◆ Given data
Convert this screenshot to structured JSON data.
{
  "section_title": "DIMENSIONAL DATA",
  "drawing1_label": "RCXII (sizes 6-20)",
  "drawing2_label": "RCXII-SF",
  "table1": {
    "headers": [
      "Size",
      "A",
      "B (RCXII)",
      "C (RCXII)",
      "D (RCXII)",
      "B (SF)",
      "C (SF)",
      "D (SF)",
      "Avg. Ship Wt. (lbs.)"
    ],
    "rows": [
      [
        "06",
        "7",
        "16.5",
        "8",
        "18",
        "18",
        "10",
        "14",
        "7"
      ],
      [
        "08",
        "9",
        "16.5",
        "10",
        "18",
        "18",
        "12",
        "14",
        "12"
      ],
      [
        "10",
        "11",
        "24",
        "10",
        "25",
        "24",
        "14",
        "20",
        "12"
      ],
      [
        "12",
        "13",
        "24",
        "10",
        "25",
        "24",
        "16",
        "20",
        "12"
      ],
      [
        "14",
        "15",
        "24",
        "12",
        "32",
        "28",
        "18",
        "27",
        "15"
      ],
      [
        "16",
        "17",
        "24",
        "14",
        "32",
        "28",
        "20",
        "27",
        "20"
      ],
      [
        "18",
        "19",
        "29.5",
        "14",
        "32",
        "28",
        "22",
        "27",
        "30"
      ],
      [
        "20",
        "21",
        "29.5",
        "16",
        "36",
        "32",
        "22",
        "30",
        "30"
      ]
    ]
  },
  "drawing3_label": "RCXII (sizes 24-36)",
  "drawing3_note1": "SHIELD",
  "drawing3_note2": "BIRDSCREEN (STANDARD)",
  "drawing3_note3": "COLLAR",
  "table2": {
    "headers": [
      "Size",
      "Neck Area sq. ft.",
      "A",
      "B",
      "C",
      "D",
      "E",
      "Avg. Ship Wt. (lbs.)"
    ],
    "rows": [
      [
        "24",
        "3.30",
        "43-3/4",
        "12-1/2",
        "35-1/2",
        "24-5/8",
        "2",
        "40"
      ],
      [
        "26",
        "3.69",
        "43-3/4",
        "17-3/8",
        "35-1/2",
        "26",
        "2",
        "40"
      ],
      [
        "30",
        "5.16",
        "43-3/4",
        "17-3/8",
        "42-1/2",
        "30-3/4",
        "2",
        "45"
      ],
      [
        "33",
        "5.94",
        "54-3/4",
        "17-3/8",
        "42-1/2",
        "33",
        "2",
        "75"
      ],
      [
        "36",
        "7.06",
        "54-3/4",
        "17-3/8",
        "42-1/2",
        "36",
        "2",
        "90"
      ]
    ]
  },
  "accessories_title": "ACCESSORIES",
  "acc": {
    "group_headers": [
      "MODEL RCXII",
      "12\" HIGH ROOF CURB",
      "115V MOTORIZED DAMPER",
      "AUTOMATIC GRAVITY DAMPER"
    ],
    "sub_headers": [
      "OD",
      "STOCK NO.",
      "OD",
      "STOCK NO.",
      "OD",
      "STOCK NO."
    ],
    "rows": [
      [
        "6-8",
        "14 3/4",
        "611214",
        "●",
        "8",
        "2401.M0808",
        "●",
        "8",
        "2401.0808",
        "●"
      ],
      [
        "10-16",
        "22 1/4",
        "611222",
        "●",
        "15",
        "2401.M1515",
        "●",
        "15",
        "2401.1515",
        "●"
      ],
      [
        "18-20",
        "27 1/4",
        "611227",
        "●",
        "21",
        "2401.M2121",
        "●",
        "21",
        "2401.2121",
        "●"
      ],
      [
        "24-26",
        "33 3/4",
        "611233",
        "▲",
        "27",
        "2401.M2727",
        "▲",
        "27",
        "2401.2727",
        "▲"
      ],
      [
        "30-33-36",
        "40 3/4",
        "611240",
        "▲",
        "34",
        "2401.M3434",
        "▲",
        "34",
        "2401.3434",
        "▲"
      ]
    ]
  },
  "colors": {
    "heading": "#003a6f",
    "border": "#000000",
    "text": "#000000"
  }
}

◆ Exercise task
Copy every line verbatim.

◆ Output
Convert this screenshot to structured JSON data.
{
  "section_title": "DIMENSIONAL DATA",
  "drawing1_label": "RCXII (sizes 6-20)",
  "drawing2_label": "RCXII-SF",
  "table1": {
    "headers": [
      "Size",
      "A",
      "B (RCXII)",
      "C (RCXII)",
      "D (RCXII)",
      "B (SF)",
      "C (SF)",
      "D (SF)",
      "Avg. Ship Wt. (lbs.)"
    ],
    "rows": [
      [
        "06",
        "7",
        "16.5",
        "8",
        "18",
        "18",
        "10",
        "14",
        "7"
      ],
      [
        "08",
        "9",
        "16.5",
        "10",
        "18",
        "18",
        "12",
        "14",
        "12"
      ],
      [
        "10",
        "11",
        "24",
        "10",
        "25",
        "24",
        "14",
        "20",
        "12"
      ],
      [
        "12",
        "13",
        "24",
        "10",
        "25",
        "24",
        "16",
        "20",
        "12"
      ],
      [
        "14",
        "15",
        "24",
        "12",
        "32",
        "28",
        "18",
        "27",
        "15"
      ],
      [
        "16",
        "17",
        "24",
        "14",
        "32",
        "28",
        "20",
        "27",
        "20"
      ],
      [
        "18",
        "19",
        "29.5",
        "14",
        "32",
        "28",
        "22",
        "27",
        "30"
      ],
      [
        "20",
        "21",
        "29.5",
        "16",
        "36",
        "32",
        "22",
        "30",
        "30"
      ]
    ]
  },
  "drawing3_label": "RCXII (sizes 24-36)",
  "drawing3_note1": "SHIELD",
  "drawing3_note2": "BIRDSCREEN (STANDARD)",
  "drawing3_note3": "COLLAR",
  "table2": {
    "headers": [
      "Size",
      "Neck Area sq. ft.",
      "A",
      "B",
      "C",
      "D",
      "E",
      "Avg. Ship Wt. (lbs.)"
    ],
    "rows": [
      [
        "24",
        "3.30",
        "43-3/4",
        "12-1/2",
        "35-1/2",
        "24-5/8",
        "2",
        "40"
      ],
      [
        "26",
        "3.69",
        "43-3/4",
        "17-3/8",
        "35-1/2",
        "26",
        "2",
        "40"
      ],
      [
        "30",
        "5.16",
        "43-3/4",
        "17-3/8",
        "42-1/2",
        "30-3/4",
        "2",
        "45"
      ],
      [
        "33",
        "5.94",
        "54-3/4",
        "17-3/8",
        "42-1/2",
        "33",
        "2",
        "75"
      ],
      [
        "36",
        "7.06",
        "54-3/4",
        "17-3/8",
        "42-1/2",
        "36",
        "2",
        "90"
      ]
    ]
  },
  "accessories_title": "ACCESSORIES",
  "acc": {
    "group_headers": [
      "MODEL RCXII",
      "12\" HIGH ROOF CURB",
      "115V MOTORIZED DAMPER",
      "AUTOMATIC GRAVITY DAMPER"
    ],
    "sub_headers": [
      "OD",
      "STOCK NO.",
      "OD",
      "STOCK NO.",
      "OD",
      "STOCK NO."
    ],
    "rows": [
      [
        "6-8",
        "14 3/4",
        "611214",
        "●",
        "8",
        "2401.M0808",
        "●",
        "8",
        "2401.0808",
        "●"
      ],
      [
        "10-16",
        "22 1/4",
        "611222",
        "●",
        "15",
        "2401.M1515",
        "●",
        "15",
        "2401.1515",
        "●"
      ],
      [
        "18-20",
        "27 1/4",
        "611227",
        "●",
        "21",
        "2401.M2121",
        "●",
        "21",
        "2401.2121",
        "●"
      ],
      [
        "24-26",
        "33 3/4",
        "611233",
        "▲",
        "27",
        "2401.M2727",
        "▲",
        "27",
        "2401.2727",
        "▲"
      ],
      [
        "30-33-36",
        "40 3/4",
        "611240",
        "▲",
        "34",
        "2401.M3434",
        "▲",
        "34",
        "2401.3434",
        "▲"
      ]
    ]
  },
  "colors": {
    "heading": "#003a6f",
    "border": "#000000",
    "text": "#000000"
  }
}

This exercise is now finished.